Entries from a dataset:
—————
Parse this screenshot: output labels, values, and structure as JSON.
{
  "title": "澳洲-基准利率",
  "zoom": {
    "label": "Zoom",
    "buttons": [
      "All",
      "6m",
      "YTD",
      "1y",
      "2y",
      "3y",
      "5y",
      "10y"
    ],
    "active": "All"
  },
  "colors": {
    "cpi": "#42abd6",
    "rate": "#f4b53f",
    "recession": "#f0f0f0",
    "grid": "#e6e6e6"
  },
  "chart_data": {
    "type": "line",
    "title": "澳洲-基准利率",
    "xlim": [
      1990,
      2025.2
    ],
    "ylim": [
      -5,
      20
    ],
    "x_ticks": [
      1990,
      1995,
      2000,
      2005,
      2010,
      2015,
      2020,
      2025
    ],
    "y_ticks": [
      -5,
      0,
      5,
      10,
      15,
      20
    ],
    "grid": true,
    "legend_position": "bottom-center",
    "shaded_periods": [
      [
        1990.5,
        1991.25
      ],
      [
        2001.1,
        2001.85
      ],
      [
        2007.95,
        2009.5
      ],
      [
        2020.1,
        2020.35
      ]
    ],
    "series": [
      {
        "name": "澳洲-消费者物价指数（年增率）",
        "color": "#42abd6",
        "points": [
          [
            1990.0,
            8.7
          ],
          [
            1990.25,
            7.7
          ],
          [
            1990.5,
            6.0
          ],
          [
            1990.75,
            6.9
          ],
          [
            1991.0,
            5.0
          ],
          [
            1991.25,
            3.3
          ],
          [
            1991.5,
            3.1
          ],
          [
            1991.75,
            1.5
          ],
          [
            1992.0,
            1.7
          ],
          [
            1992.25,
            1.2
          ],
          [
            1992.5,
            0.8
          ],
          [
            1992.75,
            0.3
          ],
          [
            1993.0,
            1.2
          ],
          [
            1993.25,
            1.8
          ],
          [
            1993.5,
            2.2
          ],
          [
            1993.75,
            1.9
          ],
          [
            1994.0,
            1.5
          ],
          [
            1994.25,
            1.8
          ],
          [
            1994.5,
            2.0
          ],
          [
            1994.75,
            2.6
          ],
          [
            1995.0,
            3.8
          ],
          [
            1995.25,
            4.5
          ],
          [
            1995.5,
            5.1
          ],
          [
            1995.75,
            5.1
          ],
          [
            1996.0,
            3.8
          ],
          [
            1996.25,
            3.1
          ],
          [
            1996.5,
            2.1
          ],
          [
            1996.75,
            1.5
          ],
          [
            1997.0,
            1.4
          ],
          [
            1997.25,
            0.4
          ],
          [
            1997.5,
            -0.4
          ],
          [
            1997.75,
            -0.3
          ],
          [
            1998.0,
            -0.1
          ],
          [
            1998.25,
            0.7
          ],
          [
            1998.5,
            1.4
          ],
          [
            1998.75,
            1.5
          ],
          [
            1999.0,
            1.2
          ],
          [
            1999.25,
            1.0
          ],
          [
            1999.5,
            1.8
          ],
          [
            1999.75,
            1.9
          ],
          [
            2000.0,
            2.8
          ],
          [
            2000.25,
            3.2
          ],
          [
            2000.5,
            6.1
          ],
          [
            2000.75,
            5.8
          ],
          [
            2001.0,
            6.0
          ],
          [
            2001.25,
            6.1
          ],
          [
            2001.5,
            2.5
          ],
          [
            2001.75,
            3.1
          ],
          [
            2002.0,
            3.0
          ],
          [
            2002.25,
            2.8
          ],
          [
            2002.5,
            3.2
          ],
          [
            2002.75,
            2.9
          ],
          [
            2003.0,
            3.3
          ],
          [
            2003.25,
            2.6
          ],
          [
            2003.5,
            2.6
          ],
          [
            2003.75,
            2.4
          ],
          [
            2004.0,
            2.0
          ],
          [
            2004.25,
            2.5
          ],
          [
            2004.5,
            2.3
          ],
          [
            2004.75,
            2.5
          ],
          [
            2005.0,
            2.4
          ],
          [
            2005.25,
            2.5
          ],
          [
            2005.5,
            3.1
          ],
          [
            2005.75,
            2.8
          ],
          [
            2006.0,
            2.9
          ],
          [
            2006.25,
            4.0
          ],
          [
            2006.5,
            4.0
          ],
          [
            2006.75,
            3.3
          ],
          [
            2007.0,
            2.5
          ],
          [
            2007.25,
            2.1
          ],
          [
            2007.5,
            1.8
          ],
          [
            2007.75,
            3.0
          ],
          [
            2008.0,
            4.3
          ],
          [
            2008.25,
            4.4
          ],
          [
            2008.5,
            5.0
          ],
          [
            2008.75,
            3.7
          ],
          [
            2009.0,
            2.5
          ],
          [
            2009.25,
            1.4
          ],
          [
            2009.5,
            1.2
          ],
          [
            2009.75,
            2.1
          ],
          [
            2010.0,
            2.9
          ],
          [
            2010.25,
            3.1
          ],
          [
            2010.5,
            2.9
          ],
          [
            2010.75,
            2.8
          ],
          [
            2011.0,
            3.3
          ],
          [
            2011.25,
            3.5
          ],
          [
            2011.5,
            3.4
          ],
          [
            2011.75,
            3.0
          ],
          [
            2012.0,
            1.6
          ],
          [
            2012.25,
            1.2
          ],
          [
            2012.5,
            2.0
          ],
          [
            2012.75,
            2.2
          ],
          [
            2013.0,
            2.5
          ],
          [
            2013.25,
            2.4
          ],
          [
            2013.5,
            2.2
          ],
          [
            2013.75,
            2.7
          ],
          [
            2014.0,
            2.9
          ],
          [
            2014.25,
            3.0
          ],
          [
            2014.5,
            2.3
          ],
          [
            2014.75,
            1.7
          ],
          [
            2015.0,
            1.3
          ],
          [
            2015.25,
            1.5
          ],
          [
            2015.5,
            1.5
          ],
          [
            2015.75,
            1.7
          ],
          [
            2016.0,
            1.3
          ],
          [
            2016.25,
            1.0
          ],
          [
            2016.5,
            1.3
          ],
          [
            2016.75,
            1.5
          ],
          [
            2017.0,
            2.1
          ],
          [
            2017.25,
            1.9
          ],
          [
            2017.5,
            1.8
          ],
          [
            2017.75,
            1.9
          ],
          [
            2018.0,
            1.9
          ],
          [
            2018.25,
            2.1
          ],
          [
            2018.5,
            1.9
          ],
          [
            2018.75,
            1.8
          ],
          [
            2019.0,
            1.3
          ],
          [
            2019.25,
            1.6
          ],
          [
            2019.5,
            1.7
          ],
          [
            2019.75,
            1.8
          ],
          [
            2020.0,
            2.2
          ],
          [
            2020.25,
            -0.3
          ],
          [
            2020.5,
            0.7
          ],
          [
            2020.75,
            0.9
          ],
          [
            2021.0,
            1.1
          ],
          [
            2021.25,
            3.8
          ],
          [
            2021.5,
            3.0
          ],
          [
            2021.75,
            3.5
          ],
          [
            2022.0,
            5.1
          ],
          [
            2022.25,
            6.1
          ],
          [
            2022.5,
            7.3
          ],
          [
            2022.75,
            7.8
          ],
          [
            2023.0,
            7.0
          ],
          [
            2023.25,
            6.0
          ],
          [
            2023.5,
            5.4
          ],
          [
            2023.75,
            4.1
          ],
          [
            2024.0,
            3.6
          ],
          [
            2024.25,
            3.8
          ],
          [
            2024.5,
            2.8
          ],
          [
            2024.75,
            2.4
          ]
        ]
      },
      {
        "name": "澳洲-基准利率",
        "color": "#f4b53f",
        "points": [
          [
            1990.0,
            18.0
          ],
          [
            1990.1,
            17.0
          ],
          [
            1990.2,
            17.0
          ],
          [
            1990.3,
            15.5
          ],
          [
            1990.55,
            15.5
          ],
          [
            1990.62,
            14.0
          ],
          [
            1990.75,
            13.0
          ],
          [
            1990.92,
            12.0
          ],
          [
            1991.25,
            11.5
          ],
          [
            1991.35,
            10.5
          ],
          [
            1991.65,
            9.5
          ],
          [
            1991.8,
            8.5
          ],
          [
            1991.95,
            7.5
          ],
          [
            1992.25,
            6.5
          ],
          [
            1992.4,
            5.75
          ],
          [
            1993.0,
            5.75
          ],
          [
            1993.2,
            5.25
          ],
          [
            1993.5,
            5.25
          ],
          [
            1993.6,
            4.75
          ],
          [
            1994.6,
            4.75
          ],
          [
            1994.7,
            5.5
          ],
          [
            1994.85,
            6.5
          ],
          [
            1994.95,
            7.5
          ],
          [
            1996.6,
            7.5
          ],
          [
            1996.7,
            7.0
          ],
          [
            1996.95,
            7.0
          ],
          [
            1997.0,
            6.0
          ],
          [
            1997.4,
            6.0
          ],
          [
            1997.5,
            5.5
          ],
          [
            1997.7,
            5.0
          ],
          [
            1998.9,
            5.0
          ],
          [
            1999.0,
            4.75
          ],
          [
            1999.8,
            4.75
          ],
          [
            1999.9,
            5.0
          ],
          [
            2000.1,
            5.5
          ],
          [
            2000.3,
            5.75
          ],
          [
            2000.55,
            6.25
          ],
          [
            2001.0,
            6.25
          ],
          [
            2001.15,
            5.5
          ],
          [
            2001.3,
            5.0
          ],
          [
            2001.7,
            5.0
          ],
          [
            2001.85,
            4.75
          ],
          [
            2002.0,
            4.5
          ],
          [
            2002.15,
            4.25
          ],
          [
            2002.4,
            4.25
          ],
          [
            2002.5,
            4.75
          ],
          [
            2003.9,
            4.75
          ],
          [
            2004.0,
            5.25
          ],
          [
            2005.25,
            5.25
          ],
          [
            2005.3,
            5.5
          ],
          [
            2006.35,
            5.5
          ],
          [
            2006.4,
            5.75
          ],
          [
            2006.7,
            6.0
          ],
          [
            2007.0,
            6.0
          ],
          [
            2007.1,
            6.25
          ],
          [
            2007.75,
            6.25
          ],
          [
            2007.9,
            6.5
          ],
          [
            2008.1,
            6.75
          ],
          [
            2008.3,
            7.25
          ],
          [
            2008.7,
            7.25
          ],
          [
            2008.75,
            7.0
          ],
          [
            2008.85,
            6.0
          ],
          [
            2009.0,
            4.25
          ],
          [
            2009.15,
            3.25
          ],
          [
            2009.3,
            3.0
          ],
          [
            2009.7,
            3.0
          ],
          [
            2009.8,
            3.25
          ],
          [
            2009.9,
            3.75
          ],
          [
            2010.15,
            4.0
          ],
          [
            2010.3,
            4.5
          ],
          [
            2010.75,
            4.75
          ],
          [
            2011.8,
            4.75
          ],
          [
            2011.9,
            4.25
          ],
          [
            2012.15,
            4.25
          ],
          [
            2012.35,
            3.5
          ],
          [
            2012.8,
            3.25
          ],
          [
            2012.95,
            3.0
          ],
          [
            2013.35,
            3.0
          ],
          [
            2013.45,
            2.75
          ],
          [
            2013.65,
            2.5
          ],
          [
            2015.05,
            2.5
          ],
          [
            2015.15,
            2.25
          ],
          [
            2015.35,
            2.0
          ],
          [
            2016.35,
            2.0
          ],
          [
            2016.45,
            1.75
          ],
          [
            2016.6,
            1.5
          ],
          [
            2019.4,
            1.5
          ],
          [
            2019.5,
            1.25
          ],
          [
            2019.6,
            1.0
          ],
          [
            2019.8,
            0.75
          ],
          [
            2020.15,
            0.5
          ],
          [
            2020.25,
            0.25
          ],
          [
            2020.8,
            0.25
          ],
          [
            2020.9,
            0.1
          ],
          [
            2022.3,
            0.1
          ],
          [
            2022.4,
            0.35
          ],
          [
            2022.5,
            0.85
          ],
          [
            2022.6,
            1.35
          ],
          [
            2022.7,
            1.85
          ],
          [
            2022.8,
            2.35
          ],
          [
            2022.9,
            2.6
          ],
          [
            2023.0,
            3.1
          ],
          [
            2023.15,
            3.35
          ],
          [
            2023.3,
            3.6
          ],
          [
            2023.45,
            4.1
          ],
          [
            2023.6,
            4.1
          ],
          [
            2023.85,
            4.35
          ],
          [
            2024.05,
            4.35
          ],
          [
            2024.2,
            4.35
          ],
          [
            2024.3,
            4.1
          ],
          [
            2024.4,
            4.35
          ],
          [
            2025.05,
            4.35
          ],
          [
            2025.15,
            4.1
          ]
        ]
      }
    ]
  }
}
—————
### EXERCISE
Count the lines above that contain the word "基准利率". Give only the number.

### SOLUTION FOR THIS PROBLEM
3